(Items from a figure collection)
━━━━━━━━
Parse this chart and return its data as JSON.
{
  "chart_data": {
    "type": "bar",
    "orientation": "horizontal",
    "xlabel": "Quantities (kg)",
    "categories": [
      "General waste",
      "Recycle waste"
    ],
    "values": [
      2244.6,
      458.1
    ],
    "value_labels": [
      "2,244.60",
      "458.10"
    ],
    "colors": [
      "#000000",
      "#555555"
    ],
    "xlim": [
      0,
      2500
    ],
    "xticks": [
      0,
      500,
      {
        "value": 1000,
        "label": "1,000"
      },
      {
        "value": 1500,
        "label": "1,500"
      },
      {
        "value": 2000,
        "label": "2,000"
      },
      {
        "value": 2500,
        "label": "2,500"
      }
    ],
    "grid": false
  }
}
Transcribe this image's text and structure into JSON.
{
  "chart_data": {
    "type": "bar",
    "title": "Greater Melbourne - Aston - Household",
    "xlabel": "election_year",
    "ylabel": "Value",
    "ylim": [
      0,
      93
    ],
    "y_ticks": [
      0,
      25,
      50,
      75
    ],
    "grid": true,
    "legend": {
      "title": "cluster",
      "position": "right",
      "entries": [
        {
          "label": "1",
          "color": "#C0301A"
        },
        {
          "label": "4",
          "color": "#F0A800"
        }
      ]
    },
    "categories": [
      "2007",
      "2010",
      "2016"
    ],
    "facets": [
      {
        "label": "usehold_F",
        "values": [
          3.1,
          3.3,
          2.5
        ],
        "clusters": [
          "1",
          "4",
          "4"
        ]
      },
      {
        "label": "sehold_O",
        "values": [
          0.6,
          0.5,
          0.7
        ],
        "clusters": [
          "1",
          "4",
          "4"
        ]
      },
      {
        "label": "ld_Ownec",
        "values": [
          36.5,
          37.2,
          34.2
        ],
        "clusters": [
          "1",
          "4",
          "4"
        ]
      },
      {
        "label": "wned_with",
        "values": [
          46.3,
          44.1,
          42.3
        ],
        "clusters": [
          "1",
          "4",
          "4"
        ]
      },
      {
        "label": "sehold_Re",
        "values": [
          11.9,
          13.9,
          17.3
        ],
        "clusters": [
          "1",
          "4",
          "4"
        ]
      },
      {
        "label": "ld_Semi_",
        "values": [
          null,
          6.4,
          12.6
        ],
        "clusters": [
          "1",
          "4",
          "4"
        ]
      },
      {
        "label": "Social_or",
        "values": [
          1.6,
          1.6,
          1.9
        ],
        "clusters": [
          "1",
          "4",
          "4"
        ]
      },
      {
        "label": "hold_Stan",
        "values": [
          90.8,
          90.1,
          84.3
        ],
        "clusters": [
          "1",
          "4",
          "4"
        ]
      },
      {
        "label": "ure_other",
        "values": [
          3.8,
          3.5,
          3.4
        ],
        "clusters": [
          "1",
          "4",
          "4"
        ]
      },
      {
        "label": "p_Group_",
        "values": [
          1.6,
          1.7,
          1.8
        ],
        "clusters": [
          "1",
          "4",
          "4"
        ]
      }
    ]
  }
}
━━━━━━━━
- THE REQUEST: Sift through the entries and copy every line with "this".

- SOLUTION TO THE PROBLEM:
Parse this chart and return its data as JSON.
Transcribe this image's text and structure into JSON.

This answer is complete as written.